I have been thinking about this race report for a couple of days and it has been difficult to arrange my thoughts into a cohesive statement. This race was both a success and a failure. I achieved a big PR but just missed my goal of getting the Olympic Trials B standard.
Napa is the 9th marathon I have completed. It is still a bit surprising to me when I talk to people around Marin and they wonder if I have ever run a marathon before. Back on the East Coast I didn't call myself a runner but instead always referred to myself as a marathoner. The marathon is the reason I started running in the first place. Talk about setting lofty goals! Actually I started with the goal of doing an Ironman Triathlon but since I had never run before in my life, I figured the marathon part would be the most difficult part and thus, that is where I should start. My very first marathon was 3:33 in Cape Cod in 2005 on a very hilly course and there I met my goal of qualifying for Boston, and I ran it after starting from scratch less than a year before. For many years after that I purely focused on lowering my marathon time and building a lot of endurance. For the first couple years of my running life I probably ran more marathons than all other distances combined! I had a serious fear of anything short and the burning, lactic acid pain of intervals. I didn't even step onto a track until 2007. I never imagined that I would be able to continue taking down my marathon PR year after year until I had a chance of making the Olympic Trials.
The last couple of days before Napa I started being very careful with my diet. I have had gut issues in the past and recently discovered that cutting out gluten before races and hard workouts helped to minimize my digestion issues. In fact, I am now a firm believer in the boring but effective pre-race Chicken and Rice diet. The day before Napa I ate eggs for breakfast and then several small meals of plain roasted chicken with white rice and plenty of salt. This allowed me to fuel up and top off my glycogen stores without the bloating that used to accompany my epic pasta-fests. I did a short jog in the morning with Camille, a great marathoner who flew into town to run Napa, and afterwards drove to downtown Napa to pick up my number. I did not hang around the Expo for very long, just a quick in and out. Once I got home I relaxed on the couch and watched silly vampire slasher movies. I believe I experienced the entire Underworld series that evening while eating a light dinner and packing up my things.

* [Task set]:
(a) Repeat the part of the race report that opens with "I have been" and closes with "Trials B standard.", substituting "triumph" for "success".
(b) In the race report, what time did the runner finish their very first marathon in?
These items were taken from a separate source.

* [Items from a dataset]:
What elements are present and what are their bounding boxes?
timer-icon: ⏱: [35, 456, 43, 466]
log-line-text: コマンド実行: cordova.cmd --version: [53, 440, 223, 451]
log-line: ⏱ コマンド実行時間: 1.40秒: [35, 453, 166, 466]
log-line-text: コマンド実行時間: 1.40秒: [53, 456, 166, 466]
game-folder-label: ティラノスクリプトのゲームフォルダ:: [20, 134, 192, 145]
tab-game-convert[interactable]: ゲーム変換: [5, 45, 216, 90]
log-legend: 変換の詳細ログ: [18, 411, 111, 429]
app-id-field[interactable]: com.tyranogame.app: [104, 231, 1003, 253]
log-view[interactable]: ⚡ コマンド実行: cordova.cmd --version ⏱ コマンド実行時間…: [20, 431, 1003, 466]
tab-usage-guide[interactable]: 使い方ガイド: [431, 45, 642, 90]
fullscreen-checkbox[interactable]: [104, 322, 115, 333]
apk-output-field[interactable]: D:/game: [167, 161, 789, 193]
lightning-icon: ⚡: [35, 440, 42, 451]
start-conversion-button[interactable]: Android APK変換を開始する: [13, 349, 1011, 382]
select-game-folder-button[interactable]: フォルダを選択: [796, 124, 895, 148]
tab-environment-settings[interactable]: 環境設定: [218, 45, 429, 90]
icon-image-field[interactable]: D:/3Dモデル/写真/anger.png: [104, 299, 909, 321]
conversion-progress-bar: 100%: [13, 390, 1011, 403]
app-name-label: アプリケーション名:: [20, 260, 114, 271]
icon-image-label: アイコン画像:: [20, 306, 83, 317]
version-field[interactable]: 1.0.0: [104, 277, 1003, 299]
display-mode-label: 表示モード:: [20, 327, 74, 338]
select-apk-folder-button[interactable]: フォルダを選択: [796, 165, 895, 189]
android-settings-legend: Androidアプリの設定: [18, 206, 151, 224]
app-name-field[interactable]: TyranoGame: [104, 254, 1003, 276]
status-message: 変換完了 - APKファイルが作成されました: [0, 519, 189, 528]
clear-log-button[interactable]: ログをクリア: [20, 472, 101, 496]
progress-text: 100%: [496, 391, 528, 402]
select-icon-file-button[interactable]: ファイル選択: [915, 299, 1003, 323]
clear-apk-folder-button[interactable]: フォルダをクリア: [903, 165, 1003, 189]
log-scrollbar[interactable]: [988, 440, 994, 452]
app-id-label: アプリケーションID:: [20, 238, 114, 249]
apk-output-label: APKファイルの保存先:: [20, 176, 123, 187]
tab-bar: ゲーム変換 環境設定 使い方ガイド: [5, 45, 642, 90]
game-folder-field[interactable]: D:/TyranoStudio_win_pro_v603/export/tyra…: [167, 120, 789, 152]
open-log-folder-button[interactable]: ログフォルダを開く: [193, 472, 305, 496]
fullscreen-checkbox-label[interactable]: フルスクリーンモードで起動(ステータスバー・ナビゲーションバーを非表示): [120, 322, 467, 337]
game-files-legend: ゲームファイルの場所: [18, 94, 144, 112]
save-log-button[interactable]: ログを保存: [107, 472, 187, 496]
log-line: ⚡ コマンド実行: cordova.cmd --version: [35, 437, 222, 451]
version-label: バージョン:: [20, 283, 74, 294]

* [Solutions below]:
(a)
I have been thinking about this race report for a couple of days and it has been difficult to arrange my thoughts into a cohesive statement. This race was both a triumph and a failure. I achieved a big PR but just missed my goal of getting the Olympic Trials B standard.

(b) 3:33, in Cape Cod in 2005.